Dataset records:

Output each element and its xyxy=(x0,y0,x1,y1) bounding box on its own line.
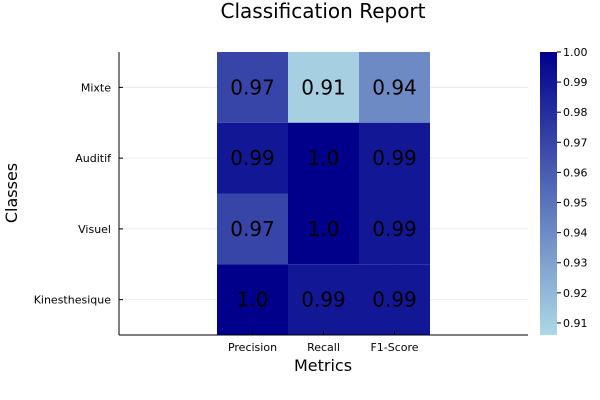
heatmap-cell xyxy=(217,193,288,265)
cell-value-label: 0.97 xyxy=(230,217,275,241)
heatmap-cell xyxy=(217,52,288,123)
colorbar-tick-label: 0.93 xyxy=(563,257,588,270)
cell-value-label: 1.0 xyxy=(308,217,340,241)
colorbar-tick-label: 0.95 xyxy=(563,197,588,210)
colorbar-tick-label: 0.92 xyxy=(563,287,588,300)
heatmap-cell xyxy=(288,193,359,265)
y-tick-label: Mixte xyxy=(81,81,111,94)
cell-value-label: 0.99 xyxy=(372,288,417,312)
heatmap-cell xyxy=(288,52,359,123)
y-tick-label: Kinesthesique xyxy=(34,294,112,307)
x-axis-label: Metrics xyxy=(294,356,352,375)
heatmap-cell xyxy=(359,122,430,194)
x-tick-label: Precision xyxy=(228,341,277,354)
colorbar-tick-label: 0.96 xyxy=(563,166,588,179)
x-tick-label: F1-Score xyxy=(370,341,418,354)
heatmap-cell xyxy=(217,264,288,335)
cell-value-label: 1.0 xyxy=(308,146,340,170)
heatmap-cell xyxy=(288,264,359,335)
y-axis-label: Classes xyxy=(2,163,21,223)
cell-value-label: 0.99 xyxy=(372,217,417,241)
cell-value-label: 0.99 xyxy=(230,146,275,170)
heatmap-cell xyxy=(359,193,430,265)
colorbar: 0.91 0.92 0.93 0.94 0.95 0.96 0.97 0.98 0.99 1.00 xyxy=(540,46,588,335)
colorbar-tick-label: 0.91 xyxy=(563,317,588,330)
colorbar-tick-label: 0.99 xyxy=(563,76,588,89)
cell-value-label: 1.0 xyxy=(237,288,269,312)
cell-value-label: 0.97 xyxy=(230,75,275,99)
cell-value-label: 0.94 xyxy=(372,75,417,99)
heatmap-cell xyxy=(288,122,359,194)
colorbar-tick-label: 0.98 xyxy=(563,106,588,119)
heatmap-cell xyxy=(359,52,430,123)
colorbar-tick-label: 0.94 xyxy=(563,227,588,240)
y-tick-label: Auditif xyxy=(75,152,112,165)
colorbar-gradient xyxy=(540,52,557,335)
colorbar-tick-label: 0.97 xyxy=(563,136,588,149)
x-tick-label: Recall xyxy=(307,341,340,354)
colorbar-tick-label: 1.00 xyxy=(563,46,588,59)
plot-area: 0.97 0.91 0.94 0.99 1.0 0.99 0.97 1.0 0.99 1.0 0.9… xyxy=(34,52,528,354)
cell-value-label: 0.99 xyxy=(372,146,417,170)
heatmap-cell xyxy=(217,122,288,194)
chart-title: Classification Report xyxy=(221,0,426,23)
heatmap-cell xyxy=(359,264,430,335)
y-tick-label: Visuel xyxy=(78,223,111,236)
cell-value-label: 0.91 xyxy=(301,75,346,99)
cell-value-label: 0.99 xyxy=(301,288,346,312)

Goal:
Count the lines in the records above that contain the string "heatmap". Reply with the number only.

Exercise response:
12